* **WHAT TO DO**: Retype all of the entries word for word.

* **EXCERPTED RECORDS**:
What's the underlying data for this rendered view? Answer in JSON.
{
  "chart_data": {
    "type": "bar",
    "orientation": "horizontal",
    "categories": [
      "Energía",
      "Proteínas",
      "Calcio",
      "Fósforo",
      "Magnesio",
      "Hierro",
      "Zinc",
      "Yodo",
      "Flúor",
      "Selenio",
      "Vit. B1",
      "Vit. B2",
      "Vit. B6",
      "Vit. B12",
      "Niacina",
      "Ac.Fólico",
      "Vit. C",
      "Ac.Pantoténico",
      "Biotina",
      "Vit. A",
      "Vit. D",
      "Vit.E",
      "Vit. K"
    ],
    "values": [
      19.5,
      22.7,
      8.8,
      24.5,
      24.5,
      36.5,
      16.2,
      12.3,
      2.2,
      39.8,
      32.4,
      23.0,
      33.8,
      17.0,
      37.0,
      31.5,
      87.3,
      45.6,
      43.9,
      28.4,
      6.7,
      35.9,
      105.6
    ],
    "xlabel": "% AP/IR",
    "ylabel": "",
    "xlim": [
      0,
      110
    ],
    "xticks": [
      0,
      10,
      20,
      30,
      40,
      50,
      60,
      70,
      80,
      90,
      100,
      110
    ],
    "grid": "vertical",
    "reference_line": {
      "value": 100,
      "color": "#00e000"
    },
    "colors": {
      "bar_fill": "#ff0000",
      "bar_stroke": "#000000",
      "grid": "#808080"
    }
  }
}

* **WRITTEN ANSWER**:
What's the underlying data for this rendered view? Answer in JSON.
{
  "chart_data": {
    "type": "bar",
    "orientation": "horizontal",
    "categories": [
      "Energía",
      "Proteínas",
      "Calcio",
      "Fósforo",
      "Magnesio",
      "Hierro",
      "Zinc",
      "Yodo",
      "Flúor",
      "Selenio",
      "Vit. B1",
      "Vit. B2",
      "Vit. B6",
      "Vit. B12",
      "Niacina",
      "Ac.Fólico",
      "Vit. C",
      "Ac.Pantoténico",
      "Biotina",
      "Vit. A",
      "Vit. D",
      "Vit.E",
      "Vit. K"
    ],
    "values": [
      19.5,
      22.7,
      8.8,
      24.5,
      24.5,
      36.5,
      16.2,
      12.3,
      2.2,
      39.8,
      32.4,
      23.0,
      33.8,
      17.0,
      37.0,
      31.5,
      87.3,
      45.6,
      43.9,
      28.4,
      6.7,
      35.9,
      105.6
    ],
    "xlabel": "% AP/IR",
    "ylabel": "",
    "xlim": [
      0,
      110
    ],
    "xticks": [
      0,
      10,
      20,
      30,
      40,
      50,
      60,
      70,
      80,
      90,
      100,
      110
    ],
    "grid": "vertical",
    "reference_line": {
      "value": 100,
      "color": "#00e000"
    },
    "colors": {
      "bar_fill": "#ff0000",
      "bar_stroke": "#000000",
      "grid": "#808080"
    }
  }
}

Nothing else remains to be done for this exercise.